- [Problem to solve]: Please render each item below as a Markdown table with the columns "Row" and "Text", one numbered row per line and no rows for blank lines. Leave the pictures out.

- [Supplied records]:
#####

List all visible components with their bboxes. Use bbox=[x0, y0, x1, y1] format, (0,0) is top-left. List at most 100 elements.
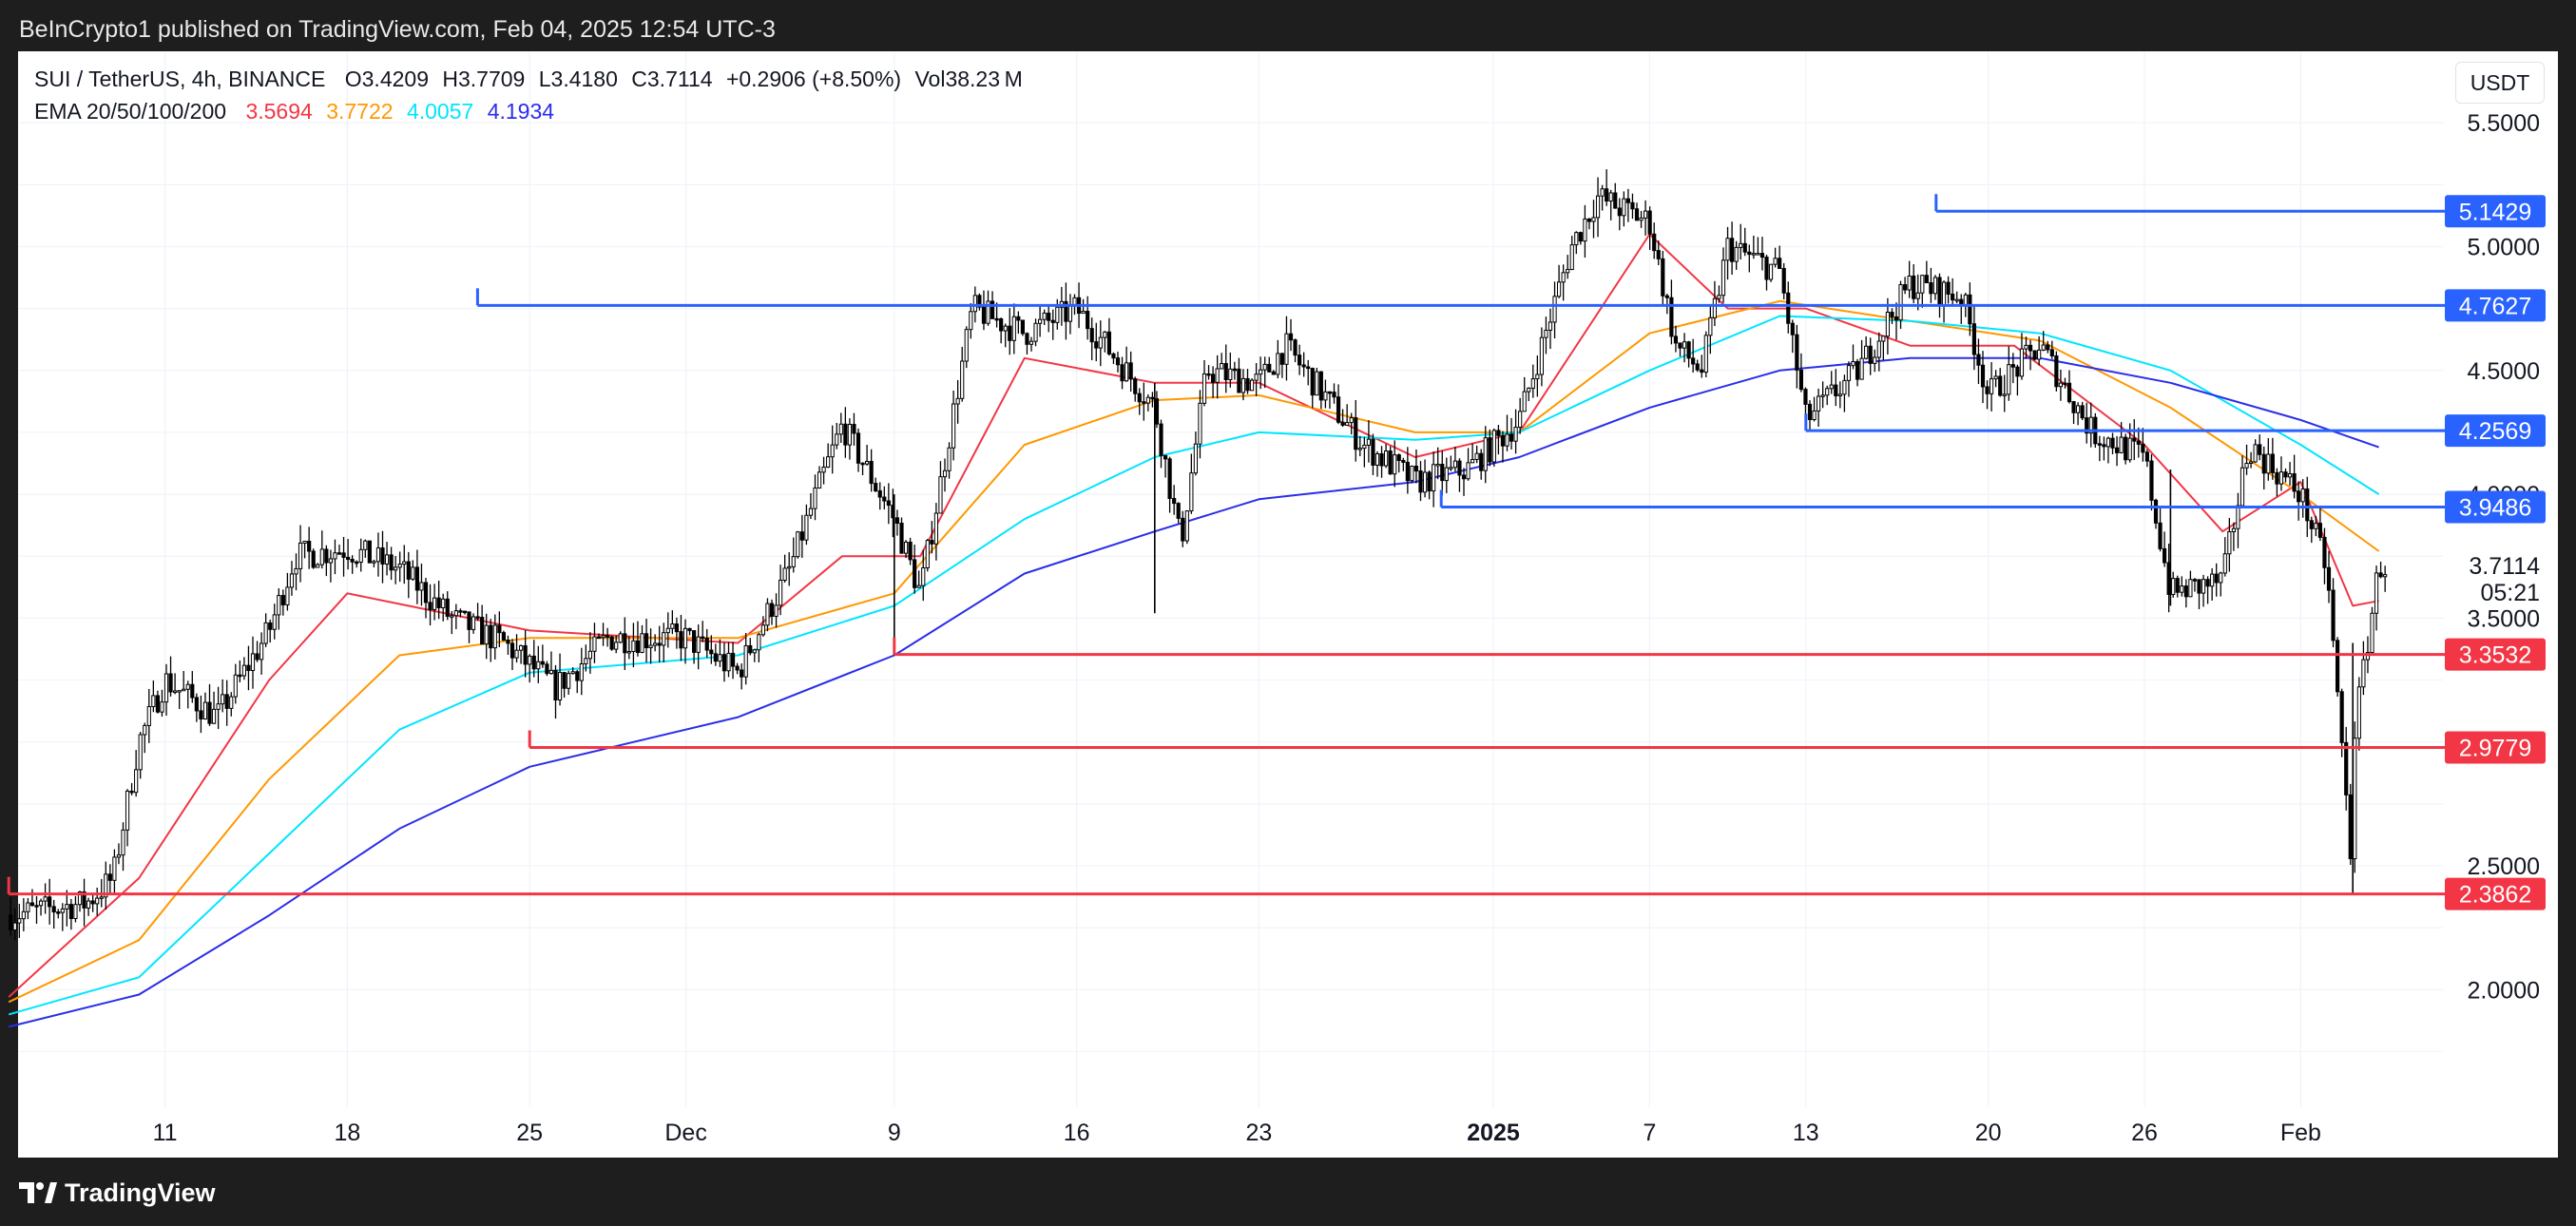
price-level-badge[interactable] bbox=[2445, 490, 2546, 524]
candle-body bbox=[168, 673, 173, 693]
candle-body bbox=[1786, 292, 1791, 324]
candle-body bbox=[1721, 259, 1726, 297]
candle-body bbox=[635, 640, 641, 654]
candle-body bbox=[1198, 402, 1202, 445]
candle-body bbox=[1894, 316, 1899, 321]
tradingview-logo[interactable]: TradingView bbox=[19, 1177, 216, 1209]
price-level-badge[interactable] bbox=[2445, 195, 2546, 228]
ema-line bbox=[8, 299, 2380, 1004]
candle-body bbox=[813, 487, 817, 509]
candle-body bbox=[674, 623, 679, 633]
candle-body bbox=[2015, 366, 2020, 377]
candle-body bbox=[2049, 349, 2054, 356]
ema20-value: 3.5694 bbox=[245, 99, 313, 124]
candle-body bbox=[1605, 188, 1609, 202]
candle-body bbox=[1747, 251, 1752, 256]
time-axis[interactable]: 11 18 25 Dec 9 16 23 2025 7 13 20 26 Feb bbox=[153, 1120, 2321, 1146]
ema50-value: 3.7722 bbox=[326, 99, 394, 124]
candle-body bbox=[2110, 437, 2115, 449]
candle-body bbox=[423, 582, 429, 603]
candle-body bbox=[428, 602, 433, 610]
candle-body bbox=[2314, 523, 2318, 529]
candle-body bbox=[587, 650, 592, 660]
candle-body bbox=[185, 683, 190, 690]
candle-body bbox=[1795, 334, 1799, 371]
candle-body bbox=[1028, 340, 1034, 345]
candle-body bbox=[748, 644, 753, 654]
candle-body bbox=[1968, 294, 1972, 325]
candle-body bbox=[1008, 325, 1012, 341]
candle-body bbox=[38, 900, 44, 907]
candle-body bbox=[960, 360, 965, 399]
candle-body bbox=[506, 639, 510, 644]
price-axis[interactable]: 5.50005.00004.50004.00003.50002.50002.00… bbox=[2445, 110, 2546, 1004]
candle-body bbox=[528, 655, 532, 665]
bar-countdown: 05:21 bbox=[2480, 580, 2540, 606]
price-level-badge[interactable] bbox=[2445, 731, 2546, 764]
candle-body bbox=[1700, 369, 1704, 374]
candle-body bbox=[882, 496, 887, 502]
ema-legend[interactable]: EMA 20/50/100/200 3.5694 3.7722 4.0057 4… bbox=[34, 99, 562, 125]
candle-body bbox=[199, 710, 203, 720]
candle-body bbox=[670, 623, 675, 629]
candle-body bbox=[372, 561, 376, 564]
candle-body bbox=[757, 634, 761, 651]
candle-body bbox=[2300, 488, 2305, 503]
candle-body bbox=[1384, 450, 1389, 467]
currency-unit-button[interactable]: USDT bbox=[2455, 62, 2545, 104]
price-level-badge[interactable] bbox=[2445, 414, 2546, 448]
symbol-legend[interactable]: SUI / TetherUS, 4h, BINANCE O3.4209 H3.7… bbox=[34, 67, 1030, 92]
candle-body bbox=[2249, 461, 2254, 465]
candle-body bbox=[1172, 497, 1177, 505]
candle-body bbox=[146, 705, 151, 726]
ema200-value: 4.1934 bbox=[487, 99, 555, 124]
candle-body bbox=[151, 695, 156, 707]
candle-body bbox=[116, 854, 122, 858]
candle-body bbox=[955, 397, 960, 405]
candle-body bbox=[350, 559, 355, 563]
candle-body bbox=[1137, 393, 1142, 403]
candle-body bbox=[2205, 579, 2210, 587]
candle-body bbox=[1912, 275, 1916, 299]
price-level-badge[interactable] bbox=[2445, 877, 2546, 910]
candle-body bbox=[1907, 275, 1912, 291]
candle-body bbox=[1971, 323, 1977, 355]
candle-body bbox=[1413, 466, 1419, 472]
candle-body bbox=[1466, 462, 1471, 480]
candle-body bbox=[769, 603, 775, 617]
candle-body bbox=[735, 665, 740, 671]
candle-body bbox=[397, 564, 402, 568]
candle-body bbox=[1946, 281, 1951, 295]
candle-body bbox=[2041, 344, 2046, 351]
candle-body bbox=[1941, 281, 1947, 306]
candle-body bbox=[855, 432, 861, 464]
symbol-label[interactable]: SUI / TetherUS, 4h, BINANCE bbox=[34, 67, 326, 91]
candle-body bbox=[704, 638, 709, 651]
candle-body bbox=[1479, 452, 1484, 471]
price-level-badge[interactable] bbox=[2445, 638, 2546, 671]
candle-body bbox=[1496, 430, 1501, 436]
tradingview-logo-icon bbox=[19, 1182, 57, 1203]
candle-body bbox=[1201, 373, 1207, 404]
candle-body bbox=[26, 902, 30, 912]
candle-body bbox=[601, 635, 606, 639]
candle-body bbox=[160, 701, 164, 713]
candle-body bbox=[1837, 393, 1842, 396]
candle-body bbox=[1042, 312, 1047, 320]
level-lines bbox=[7, 194, 2449, 896]
candle-body bbox=[194, 697, 199, 712]
candle-body bbox=[796, 531, 800, 558]
price-level-badge[interactable] bbox=[2445, 289, 2546, 322]
candle-body bbox=[1159, 423, 1163, 456]
candle-body bbox=[1535, 374, 1540, 380]
ema-label[interactable]: EMA 20/50/100/200 bbox=[34, 99, 227, 124]
candle-body bbox=[475, 616, 480, 619]
candle-body bbox=[1279, 353, 1285, 365]
candle-body bbox=[1817, 395, 1821, 412]
candle-body bbox=[977, 295, 982, 308]
candle-body bbox=[1876, 340, 1881, 358]
candle-body bbox=[692, 630, 697, 653]
price-level-label: 3.9486 bbox=[2459, 494, 2531, 521]
candle-body bbox=[1410, 466, 1414, 482]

#####

- [Expected answer]:
| Row | Text |
|---|---|
| 1 | List all visible components with their bboxes. Use bbox=[x0, y0, x1, y1] format, (0,0) is top-left. List at most 100 elements. |
| 2 | price-level-badge[interactable] bbox=[2445, 490, 2546, 524] |
| 3 | candle-body bbox=[168, 673, 173, 693] |
| 4 | candle-body bbox=[1786, 292, 1791, 324] |
| 5 | candle-body bbox=[1721, 259, 1726, 297] |
| 6 | candle-body bbox=[635, 640, 641, 654] |
| 7 | candle-body bbox=[1198, 402, 1202, 445] |
| 8 | candle-body bbox=[1894, 316, 1899, 321] |
| 9 | tradingview-logo[interactable]: TradingView bbox=[19, 1177, 216, 1209] |
| 10 | price-level-badge[interactable] bbox=[2445, 195, 2546, 228] |
| 11 | ema-line bbox=[8, 299, 2380, 1004] |
| 12 | candle-body bbox=[813, 487, 817, 509] |
| 13 | candle-body bbox=[674, 623, 679, 633] |
| 14 | candle-body bbox=[2015, 366, 2020, 377] |
| 15 | candle-body bbox=[2049, 349, 2054, 356] |
| 16 | ema20-value: 3.5694 bbox=[245, 99, 313, 124] |
| 17 | candle-body bbox=[1605, 188, 1609, 202] |
| 18 | candle-body bbox=[1747, 251, 1752, 256] |
| 19 | time-axis[interactable]: 11 18 25 Dec 9 16 23 2025 7 13 20 26 Feb bbox=[153, 1120, 2321, 1146] |
| 20 | ema50-value: 3.7722 bbox=[326, 99, 394, 124] |
| 21 | candle-body bbox=[2110, 437, 2115, 449] |
| 22 | candle-body bbox=[423, 582, 429, 603] |
| 23 | candle-body bbox=[428, 602, 433, 610] |
| 24 | candle-body bbox=[2314, 523, 2318, 529] |
| 25 | candle-body bbox=[587, 650, 592, 660] |
| 26 | candle-body bbox=[185, 683, 190, 690] |
| 27 | candle-body bbox=[1795, 334, 1799, 371] |
| 28 | candle-body bbox=[1028, 340, 1034, 345] |
| 29 | candle-body bbox=[748, 644, 753, 654] |
| 30 | candle-body bbox=[1968, 294, 1972, 325] |
| 31 | candle-body bbox=[1008, 325, 1012, 341] |
| 32 | candle-body bbox=[38, 900, 44, 907] |
| 33 | candle-body bbox=[960, 360, 965, 399] |
| 34 | candle-body bbox=[506, 639, 510, 644] |
| 35 | price-axis[interactable]: 5.50005.00004.50004.00003.50002.50002.00… bbox=[2445, 110, 2546, 1004] |
| 36 | candle-body bbox=[528, 655, 532, 665] |
| 37 | bar-countdown: 05:21 bbox=[2480, 580, 2540, 606] |
| 38 | price-level-badge[interactable] bbox=[2445, 731, 2546, 764] |
| 39 | candle-body bbox=[1700, 369, 1704, 374] |
| 40 | candle-body bbox=[882, 496, 887, 502] |
| 41 | ema-legend[interactable]: EMA 20/50/100/200 3.5694 3.7722 4.0057 4… bbox=[34, 99, 562, 125] |
| 42 | candle-body bbox=[199, 710, 203, 720] |
| 43 | candle-body bbox=[670, 623, 675, 629] |
| 44 | candle-body bbox=[372, 561, 376, 564] |
| 45 | candle-body bbox=[757, 634, 761, 651] |
| 46 | candle-body bbox=[2300, 488, 2305, 503] |
| 47 | candle-body bbox=[1384, 450, 1389, 467] |
| 48 | currency-unit-button[interactable]: USDT bbox=[2455, 62, 2545, 104] |
| 49 | price-level-badge[interactable] bbox=[2445, 414, 2546, 448] |
| 50 | symbol-legend[interactable]: SUI / TetherUS, 4h, BINANCE O3.4209 H3.7… bbox=[34, 67, 1030, 92] |
| 51 | candle-body bbox=[2249, 461, 2254, 465] |
| 52 | candle-body bbox=[1172, 497, 1177, 505] |
| 53 | candle-body bbox=[146, 705, 151, 726] |
| 54 | ema200-value: 4.1934 bbox=[487, 99, 555, 124] |
| 55 | candle-body bbox=[151, 695, 156, 707] |
| 56 | candle-body bbox=[116, 854, 122, 858] |
| 57 | candle-body bbox=[955, 397, 960, 405] |
| 58 | candle-body bbox=[350, 559, 355, 563] |
| 59 | candle-body bbox=[1137, 393, 1142, 403] |
| 60 | candle-body bbox=[2205, 579, 2210, 587] |
| 61 | candle-body bbox=[1912, 275, 1916, 299] |
| 62 | price-level-badge[interactable] bbox=[2445, 877, 2546, 910] |
| 63 | candle-body bbox=[1907, 275, 1912, 291] |
| 64 | candle-body bbox=[1971, 323, 1977, 355] |
| 65 | candle-body bbox=[1413, 466, 1419, 472] |
| 66 | candle-body bbox=[1466, 462, 1471, 480] |
| 67 | candle-body bbox=[769, 603, 775, 617] |
| 68 | candle-body bbox=[735, 665, 740, 671] |
| 69 | candle-body bbox=[397, 564, 402, 568] |
| 70 | candle-body bbox=[1946, 281, 1951, 295] |
| 71 | candle-body bbox=[2041, 344, 2046, 351] |
| 72 | candle-body bbox=[1941, 281, 1947, 306] |
| 73 | candle-body bbox=[855, 432, 861, 464] |
| 74 | symbol-label[interactable]: SUI / TetherUS, 4h, BINANCE bbox=[34, 67, 326, 91] |
| 75 | candle-body bbox=[704, 638, 709, 651] |
| 76 | candle-body bbox=[1479, 452, 1484, 471] |
| 77 | price-level-badge[interactable] bbox=[2445, 638, 2546, 671] |
| 78 | candle-body bbox=[1496, 430, 1501, 436] |
| 79 | tradingview-logo-icon bbox=[19, 1182, 57, 1203] |
| 80 | candle-body bbox=[1201, 373, 1207, 404] |
| 81 | candle-body bbox=[26, 902, 30, 912] |
| 82 | candle-body bbox=[601, 635, 606, 639] |
| 83 | candle-body bbox=[160, 701, 164, 713] |
| 84 | candle-body bbox=[1837, 393, 1842, 396] |
| 85 | candle-body bbox=[1042, 312, 1047, 320] |
| 86 | level-lines bbox=[7, 194, 2449, 896] |
| 87 | candle-body bbox=[194, 697, 199, 712] |
| 88 | candle-body bbox=[796, 531, 800, 558] |
| 89 | price-level-badge[interactable] bbox=[2445, 289, 2546, 322] |
| 90 | candle-body bbox=[1159, 423, 1163, 456] |
| 91 | candle-body bbox=[1535, 374, 1540, 380] |
| 92 | ema-label[interactable]: EMA 20/50/100/200 bbox=[34, 99, 227, 124] |
| 93 | candle-body bbox=[475, 616, 480, 619] |
| 94 | candle-body bbox=[1279, 353, 1285, 365] |
| 95 | candle-body bbox=[1817, 395, 1821, 412] |
| 96 | candle-body bbox=[977, 295, 982, 308] |
| 97 | candle-body bbox=[1876, 340, 1881, 358] |
| 98 | candle-body bbox=[692, 630, 697, 653] |
| 99 | price-level-label: 3.9486 bbox=[2459, 494, 2531, 521] |
| 100 | candle-body bbox=[1410, 466, 1414, 482] |